● Requirements:
All of the entries need to be written out again, exactly as they are.

---------- Dataset content

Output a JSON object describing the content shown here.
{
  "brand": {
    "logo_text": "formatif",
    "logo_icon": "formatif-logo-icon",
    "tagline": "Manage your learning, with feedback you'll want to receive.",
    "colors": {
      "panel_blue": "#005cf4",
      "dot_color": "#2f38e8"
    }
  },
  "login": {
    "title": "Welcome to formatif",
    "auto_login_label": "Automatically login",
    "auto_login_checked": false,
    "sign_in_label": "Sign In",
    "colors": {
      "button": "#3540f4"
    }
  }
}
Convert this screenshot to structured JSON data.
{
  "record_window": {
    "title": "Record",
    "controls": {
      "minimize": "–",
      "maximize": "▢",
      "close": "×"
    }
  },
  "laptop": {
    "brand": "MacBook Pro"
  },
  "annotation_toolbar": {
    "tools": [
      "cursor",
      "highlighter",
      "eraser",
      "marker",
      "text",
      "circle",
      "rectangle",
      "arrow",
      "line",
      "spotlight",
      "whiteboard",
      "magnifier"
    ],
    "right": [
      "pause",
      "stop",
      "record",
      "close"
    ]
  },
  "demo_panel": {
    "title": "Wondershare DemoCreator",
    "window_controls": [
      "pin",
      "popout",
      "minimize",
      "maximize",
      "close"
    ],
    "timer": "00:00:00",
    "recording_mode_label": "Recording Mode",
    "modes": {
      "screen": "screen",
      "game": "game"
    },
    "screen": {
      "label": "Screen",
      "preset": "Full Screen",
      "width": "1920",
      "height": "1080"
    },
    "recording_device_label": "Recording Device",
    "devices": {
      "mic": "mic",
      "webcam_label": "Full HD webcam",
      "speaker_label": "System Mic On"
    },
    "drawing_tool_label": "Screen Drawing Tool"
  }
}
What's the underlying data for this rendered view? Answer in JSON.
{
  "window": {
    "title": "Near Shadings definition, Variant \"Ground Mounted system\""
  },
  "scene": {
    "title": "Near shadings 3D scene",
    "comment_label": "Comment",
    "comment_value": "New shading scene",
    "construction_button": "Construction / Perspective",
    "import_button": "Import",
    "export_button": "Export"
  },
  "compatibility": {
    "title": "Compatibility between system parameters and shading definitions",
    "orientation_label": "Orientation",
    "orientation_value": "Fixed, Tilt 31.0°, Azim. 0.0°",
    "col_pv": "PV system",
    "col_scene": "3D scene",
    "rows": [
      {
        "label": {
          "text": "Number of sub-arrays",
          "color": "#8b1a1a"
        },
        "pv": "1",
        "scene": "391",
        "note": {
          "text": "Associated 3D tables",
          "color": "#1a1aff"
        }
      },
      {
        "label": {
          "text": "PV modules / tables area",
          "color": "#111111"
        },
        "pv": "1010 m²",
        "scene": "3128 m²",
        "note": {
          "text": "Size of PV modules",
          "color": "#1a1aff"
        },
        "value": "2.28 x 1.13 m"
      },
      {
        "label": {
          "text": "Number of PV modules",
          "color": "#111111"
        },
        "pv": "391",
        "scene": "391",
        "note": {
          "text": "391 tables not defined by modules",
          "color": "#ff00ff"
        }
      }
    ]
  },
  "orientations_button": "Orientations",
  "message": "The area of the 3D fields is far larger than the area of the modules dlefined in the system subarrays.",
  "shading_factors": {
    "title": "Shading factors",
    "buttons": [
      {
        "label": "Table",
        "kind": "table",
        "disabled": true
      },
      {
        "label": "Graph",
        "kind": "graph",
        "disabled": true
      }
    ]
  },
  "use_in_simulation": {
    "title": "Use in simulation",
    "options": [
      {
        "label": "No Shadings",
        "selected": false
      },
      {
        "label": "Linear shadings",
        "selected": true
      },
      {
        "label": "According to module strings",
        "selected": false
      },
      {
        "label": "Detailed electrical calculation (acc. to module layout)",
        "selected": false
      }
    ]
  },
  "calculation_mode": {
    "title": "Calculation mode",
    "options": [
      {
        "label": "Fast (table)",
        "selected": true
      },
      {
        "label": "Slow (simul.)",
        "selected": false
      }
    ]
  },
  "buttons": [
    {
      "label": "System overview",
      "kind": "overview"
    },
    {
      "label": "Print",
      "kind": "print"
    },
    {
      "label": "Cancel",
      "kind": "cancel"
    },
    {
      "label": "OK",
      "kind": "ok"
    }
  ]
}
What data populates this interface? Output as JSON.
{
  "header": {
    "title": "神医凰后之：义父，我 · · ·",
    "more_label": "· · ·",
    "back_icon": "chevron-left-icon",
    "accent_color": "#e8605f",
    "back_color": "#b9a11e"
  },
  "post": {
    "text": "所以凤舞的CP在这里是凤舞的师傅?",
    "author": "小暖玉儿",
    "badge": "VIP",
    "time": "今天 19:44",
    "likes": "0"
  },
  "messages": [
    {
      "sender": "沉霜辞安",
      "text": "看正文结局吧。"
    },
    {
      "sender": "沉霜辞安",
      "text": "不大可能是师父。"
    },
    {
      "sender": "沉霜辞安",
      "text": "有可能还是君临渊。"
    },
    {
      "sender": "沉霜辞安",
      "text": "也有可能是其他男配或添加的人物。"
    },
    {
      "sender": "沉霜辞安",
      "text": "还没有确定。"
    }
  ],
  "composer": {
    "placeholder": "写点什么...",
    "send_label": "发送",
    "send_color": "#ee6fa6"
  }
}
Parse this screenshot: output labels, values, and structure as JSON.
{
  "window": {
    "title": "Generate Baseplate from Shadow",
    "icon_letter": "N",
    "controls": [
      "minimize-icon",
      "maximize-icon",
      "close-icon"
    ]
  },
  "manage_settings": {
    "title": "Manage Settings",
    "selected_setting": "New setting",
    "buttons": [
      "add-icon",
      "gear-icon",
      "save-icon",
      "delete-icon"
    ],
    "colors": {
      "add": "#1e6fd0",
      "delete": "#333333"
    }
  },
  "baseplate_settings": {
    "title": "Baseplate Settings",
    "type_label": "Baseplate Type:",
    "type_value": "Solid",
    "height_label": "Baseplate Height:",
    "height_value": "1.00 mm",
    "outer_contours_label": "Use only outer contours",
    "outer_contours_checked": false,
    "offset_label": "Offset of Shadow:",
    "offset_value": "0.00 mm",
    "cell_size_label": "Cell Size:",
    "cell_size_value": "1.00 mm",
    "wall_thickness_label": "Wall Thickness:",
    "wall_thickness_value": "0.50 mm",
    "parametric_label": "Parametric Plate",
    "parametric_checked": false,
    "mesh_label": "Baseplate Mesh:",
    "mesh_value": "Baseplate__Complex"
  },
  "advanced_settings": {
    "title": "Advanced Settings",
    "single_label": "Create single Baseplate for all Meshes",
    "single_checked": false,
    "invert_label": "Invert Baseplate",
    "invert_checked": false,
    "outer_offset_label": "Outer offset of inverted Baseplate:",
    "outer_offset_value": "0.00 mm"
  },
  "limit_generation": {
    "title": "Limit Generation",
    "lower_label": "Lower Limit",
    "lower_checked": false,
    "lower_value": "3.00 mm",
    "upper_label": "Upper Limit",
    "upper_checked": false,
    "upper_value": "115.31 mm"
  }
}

--------------------

● Response:
Output a JSON object describing the content shown here.
{
  "brand": {
    "logo_text": "formatif",
    "logo_icon": "formatif-logo-icon",
    "tagline": "Manage your learning, with feedback you'll want to receive.",
    "colors": {
      "panel_blue": "#005cf4",
      "dot_color": "#2f38e8"
    }
  },
  "login": {
    "title": "Welcome to formatif",
    "auto_login_label": "Automatically login",
    "auto_login_checked": false,
    "sign_in_label": "Sign In",
    "colors": {
      "button": "#3540f4"
    }
  }
}
Convert this screenshot to structured JSON data.
{
  "record_window": {
    "title": "Record",
    "controls": {
      "minimize": "–",
      "maximize": "▢",
      "close": "×"
    }
  },
  "laptop": {
    "brand": "MacBook Pro"
  },
  "annotation_toolbar": {
    "tools": [
      "cursor",
      "highlighter",
      "eraser",
      "marker",
      "text",
      "circle",
      "rectangle",
      "arrow",
      "line",
      "spotlight",
      "whiteboard",
      "magnifier"
    ],
    "right": [
      "pause",
      "stop",
      "record",
      "close"
    ]
  },
  "demo_panel": {
    "title": "Wondershare DemoCreator",
    "window_controls": [
      "pin",
      "popout",
      "minimize",
      "maximize",
      "close"
    ],
    "timer": "00:00:00",
    "recording_mode_label": "Recording Mode",
    "modes": {
      "screen": "screen",
      "game": "game"
    },
    "screen": {
      "label": "Screen",
      "preset": "Full Screen",
      "width": "1920",
      "height": "1080"
    },
    "recording_device_label": "Recording Device",
    "devices": {
      "mic": "mic",
      "webcam_label": "Full HD webcam",
      "speaker_label": "System Mic On"
    },
    "drawing_tool_label": "Screen Drawing Tool"
  }
}
What's the underlying data for this rendered view? Answer in JSON.
{
  "window": {
    "title": "Near Shadings definition, Variant \"Ground Mounted system\""
  },
  "scene": {
    "title": "Near shadings 3D scene",
    "comment_label": "Comment",
    "comment_value": "New shading scene",
    "construction_button": "Construction / Perspective",
    "import_button": "Import",
    "export_button": "Export"
  },
  "compatibility": {
    "title": "Compatibility between system parameters and shading definitions",
    "orientation_label": "Orientation",
    "orientation_value": "Fixed, Tilt 31.0°, Azim. 0.0°",
    "col_pv": "PV system",
    "col_scene": "3D scene",
    "rows": [
      {
        "label": {
          "text": "Number of sub-arrays",
          "color": "#8b1a1a"
        },
        "pv": "1",
        "scene": "391",
        "note": {
          "text": "Associated 3D tables",
          "color": "#1a1aff"
        }
      },
      {
        "label": {
          "text": "PV modules / tables area",
          "color": "#111111"
        },
        "pv": "1010 m²",
        "scene": "3128 m²",
        "note": {
          "text": "Size of PV modules",
          "color": "#1a1aff"
        },
        "value": "2.28 x 1.13 m"
      },
      {
        "label": {
          "text": "Number of PV modules",
          "color": "#111111"
        },
        "pv": "391",
        "scene": "391",
        "note": {
          "text": "391 tables not defined by modules",
          "color": "#ff00ff"
        }
      }
    ]
  },
  "orientations_button": "Orientations",
  "message": "The area of the 3D fields is far larger than the area of the modules dlefined in the system subarrays.",
  "shading_factors": {
    "title": "Shading factors",
    "buttons": [
      {
        "label": "Table",
        "kind": "table",
        "disabled": true
      },
      {
        "label": "Graph",
        "kind": "graph",
        "disabled": true
      }
    ]
  },
  "use_in_simulation": {
    "title": "Use in simulation",
    "options": [
      {
        "label": "No Shadings",
        "selected": false
      },
      {
        "label": "Linear shadings",
        "selected": true
      },
      {
        "label": "According to module strings",
        "selected": false
      },
      {
        "label": "Detailed electrical calculation (acc. to module layout)",
        "selected": false
      }
    ]
  },
  "calculation_mode": {
    "title": "Calculation mode",
    "options": [
      {
        "label": "Fast (table)",
        "selected": true
      },
      {
        "label": "Slow (simul.)",
        "selected": false
      }
    ]
  },
  "buttons": [
    {
      "label": "System overview",
      "kind": "overview"
    },
    {
      "label": "Print",
      "kind": "print"
    },
    {
      "label": "Cancel",
      "kind": "cancel"
    },
    {
      "label": "OK",
      "kind": "ok"
    }
  ]
}
What data populates this interface? Output as JSON.
{
  "header": {
    "title": "神医凰后之：义父，我 · · ·",
    "more_label": "· · ·",
    "back_icon": "chevron-left-icon",
    "accent_color": "#e8605f",
    "back_color": "#b9a11e"
  },
  "post": {
    "text": "所以凤舞的CP在这里是凤舞的师傅?",
    "author": "小暖玉儿",
    "badge": "VIP",
    "time": "今天 19:44",
    "likes": "0"
  },
  "messages": [
    {
      "sender": "沉霜辞安",
      "text": "看正文结局吧。"
    },
    {
      "sender": "沉霜辞安",
      "text": "不大可能是师父。"
    },
    {
      "sender": "沉霜辞安",
      "text": "有可能还是君临渊。"
    },
    {
      "sender": "沉霜辞安",
      "text": "也有可能是其他男配或添加的人物。"
    },
    {
      "sender": "沉霜辞安",
      "text": "还没有确定。"
    }
  ],
  "composer": {
    "placeholder": "写点什么...",
    "send_label": "发送",
    "send_color": "#ee6fa6"
  }
}
Parse this screenshot: output labels, values, and structure as JSON.
{
  "window": {
    "title": "Generate Baseplate from Shadow",
    "icon_letter": "N",
    "controls": [
      "minimize-icon",
      "maximize-icon",
      "close-icon"
    ]
  },
  "manage_settings": {
    "title": "Manage Settings",
    "selected_setting": "New setting",
    "buttons": [
      "add-icon",
      "gear-icon",
      "save-icon",
      "delete-icon"
    ],
    "colors": {
      "add": "#1e6fd0",
      "delete": "#333333"
    }
  },
  "baseplate_settings": {
    "title": "Baseplate Settings",
    "type_label": "Baseplate Type:",
    "type_value": "Solid",
    "height_label": "Baseplate Height:",
    "height_value": "1.00 mm",
    "outer_contours_label": "Use only outer contours",
    "outer_contours_checked": false,
    "offset_label": "Offset of Shadow:",
    "offset_value": "0.00 mm",
    "cell_size_label": "Cell Size:",
    "cell_size_value": "1.00 mm",
    "wall_thickness_label": "Wall Thickness:",
    "wall_thickness_value": "0.50 mm",
    "parametric_label": "Parametric Plate",
    "parametric_checked": false,
    "mesh_label": "Baseplate Mesh:",
    "mesh_value": "Baseplate__Complex"
  },
  "advanced_settings": {
    "title": "Advanced Settings",
    "single_label": "Create single Baseplate for all Meshes",
    "single_checked": false,
    "invert_label": "Invert Baseplate",
    "invert_checked": false,
    "outer_offset_label": "Outer offset of inverted Baseplate:",
    "outer_offset_value": "0.00 mm"
  },
  "limit_generation": {
    "title": "Limit Generation",
    "lower_label": "Lower Limit",
    "lower_checked": false,
    "lower_value": "3.00 mm",
    "upper_label": "Upper Limit",
    "upper_checked": false,
    "upper_value": "115.31 mm"
  }
}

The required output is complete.